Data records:
>>>

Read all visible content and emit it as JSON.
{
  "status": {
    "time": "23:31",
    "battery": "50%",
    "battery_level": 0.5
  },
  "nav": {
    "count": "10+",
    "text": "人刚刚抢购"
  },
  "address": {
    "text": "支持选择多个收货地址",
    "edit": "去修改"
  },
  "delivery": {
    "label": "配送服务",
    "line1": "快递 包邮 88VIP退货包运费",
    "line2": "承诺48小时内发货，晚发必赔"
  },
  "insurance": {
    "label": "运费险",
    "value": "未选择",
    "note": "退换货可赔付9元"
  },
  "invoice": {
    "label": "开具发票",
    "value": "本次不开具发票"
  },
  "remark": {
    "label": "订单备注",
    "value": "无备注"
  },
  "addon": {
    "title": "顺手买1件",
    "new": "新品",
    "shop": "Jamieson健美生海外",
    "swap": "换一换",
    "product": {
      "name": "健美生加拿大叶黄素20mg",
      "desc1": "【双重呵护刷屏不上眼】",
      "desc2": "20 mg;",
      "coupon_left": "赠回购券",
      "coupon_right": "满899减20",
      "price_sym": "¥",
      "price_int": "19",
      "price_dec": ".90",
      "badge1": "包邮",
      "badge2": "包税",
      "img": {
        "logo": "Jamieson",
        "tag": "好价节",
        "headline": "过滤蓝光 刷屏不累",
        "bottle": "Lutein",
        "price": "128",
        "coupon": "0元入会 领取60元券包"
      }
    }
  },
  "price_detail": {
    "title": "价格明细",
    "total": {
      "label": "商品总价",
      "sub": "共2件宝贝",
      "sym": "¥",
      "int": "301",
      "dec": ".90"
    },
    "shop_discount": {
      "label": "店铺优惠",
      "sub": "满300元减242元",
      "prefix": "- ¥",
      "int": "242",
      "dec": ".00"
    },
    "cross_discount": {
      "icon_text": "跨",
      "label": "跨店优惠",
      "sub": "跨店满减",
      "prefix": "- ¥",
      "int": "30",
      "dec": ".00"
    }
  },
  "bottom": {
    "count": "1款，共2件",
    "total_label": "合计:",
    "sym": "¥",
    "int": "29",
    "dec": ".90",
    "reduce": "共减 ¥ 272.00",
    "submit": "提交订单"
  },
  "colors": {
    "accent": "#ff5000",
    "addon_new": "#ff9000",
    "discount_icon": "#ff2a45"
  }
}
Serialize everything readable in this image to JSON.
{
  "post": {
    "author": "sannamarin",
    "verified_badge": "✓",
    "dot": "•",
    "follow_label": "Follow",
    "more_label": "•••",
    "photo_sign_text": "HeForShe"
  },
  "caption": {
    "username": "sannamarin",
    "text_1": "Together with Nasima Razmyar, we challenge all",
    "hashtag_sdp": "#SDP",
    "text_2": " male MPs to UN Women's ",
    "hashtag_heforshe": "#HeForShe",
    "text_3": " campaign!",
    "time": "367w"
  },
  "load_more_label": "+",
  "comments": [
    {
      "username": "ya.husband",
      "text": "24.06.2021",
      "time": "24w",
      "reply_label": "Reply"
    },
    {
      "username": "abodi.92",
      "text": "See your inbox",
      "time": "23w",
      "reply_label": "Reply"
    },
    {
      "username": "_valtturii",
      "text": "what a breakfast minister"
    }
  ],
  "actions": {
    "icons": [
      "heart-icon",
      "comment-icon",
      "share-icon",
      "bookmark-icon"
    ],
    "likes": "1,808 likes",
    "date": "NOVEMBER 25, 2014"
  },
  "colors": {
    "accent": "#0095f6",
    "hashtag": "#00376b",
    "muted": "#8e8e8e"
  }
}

<<<

• [Goal of the exercise] Extract all of the data above and output it character for character.

• [Completed task]
Read all visible content and emit it as JSON.
{
  "status": {
    "time": "23:31",
    "battery": "50%",
    "battery_level": 0.5
  },
  "nav": {
    "count": "10+",
    "text": "人刚刚抢购"
  },
  "address": {
    "text": "支持选择多个收货地址",
    "edit": "去修改"
  },
  "delivery": {
    "label": "配送服务",
    "line1": "快递 包邮 88VIP退货包运费",
    "line2": "承诺48小时内发货，晚发必赔"
  },
  "insurance": {
    "label": "运费险",
    "value": "未选择",
    "note": "退换货可赔付9元"
  },
  "invoice": {
    "label": "开具发票",
    "value": "本次不开具发票"
  },
  "remark": {
    "label": "订单备注",
    "value": "无备注"
  },
  "addon": {
    "title": "顺手买1件",
    "new": "新品",
    "shop": "Jamieson健美生海外",
    "swap": "换一换",
    "product": {
      "name": "健美生加拿大叶黄素20mg",
      "desc1": "【双重呵护刷屏不上眼】",
      "desc2": "20 mg;",
      "coupon_left": "赠回购券",
      "coupon_right": "满899减20",
      "price_sym": "¥",
      "price_int": "19",
      "price_dec": ".90",
      "badge1": "包邮",
      "badge2": "包税",
      "img": {
        "logo": "Jamieson",
        "tag": "好价节",
        "headline": "过滤蓝光 刷屏不累",
        "bottle": "Lutein",
        "price": "128",
        "coupon": "0元入会 领取60元券包"
      }
    }
  },
  "price_detail": {
    "title": "价格明细",
    "total": {
      "label": "商品总价",
      "sub": "共2件宝贝",
      "sym": "¥",
      "int": "301",
      "dec": ".90"
    },
    "shop_discount": {
      "label": "店铺优惠",
      "sub": "满300元减242元",
      "prefix": "- ¥",
      "int": "242",
      "dec": ".00"
    },
    "cross_discount": {
      "icon_text": "跨",
      "label": "跨店优惠",
      "sub": "跨店满减",
      "prefix": "- ¥",
      "int": "30",
      "dec": ".00"
    }
  },
  "bottom": {
    "count": "1款，共2件",
    "total_label": "合计:",
    "sym": "¥",
    "int": "29",
    "dec": ".90",
    "reduce": "共减 ¥ 272.00",
    "submit": "提交订单"
  },
  "colors": {
    "accent": "#ff5000",
    "addon_new": "#ff9000",
    "discount_icon": "#ff2a45"
  }
}
Serialize everything readable in this image to JSON.
{
  "post": {
    "author": "sannamarin",
    "verified_badge": "✓",
    "dot": "•",
    "follow_label": "Follow",
    "more_label": "•••",
    "photo_sign_text": "HeForShe"
  },
  "caption": {
    "username": "sannamarin",
    "text_1": "Together with Nasima Razmyar, we challenge all",
    "hashtag_sdp": "#SDP",
    "text_2": " male MPs to UN Women's ",
    "hashtag_heforshe": "#HeForShe",
    "text_3": " campaign!",
    "time": "367w"
  },
  "load_more_label": "+",
  "comments": [
    {
      "username": "ya.husband",
      "text": "24.06.2021",
      "time": "24w",
      "reply_label": "Reply"
    },
    {
      "username": "abodi.92",
      "text": "See your inbox",
      "time": "23w",
      "reply_label": "Reply"
    },
    {
      "username": "_valtturii",
      "text": "what a breakfast minister"
    }
  ],
  "actions": {
    "icons": [
      "heart-icon",
      "comment-icon",
      "share-icon",
      "bookmark-icon"
    ],
    "likes": "1,808 likes",
    "date": "NOVEMBER 25, 2014"
  },
  "colors": {
    "accent": "#0095f6",
    "hashtag": "#00376b",
    "muted": "#8e8e8e"
  }
}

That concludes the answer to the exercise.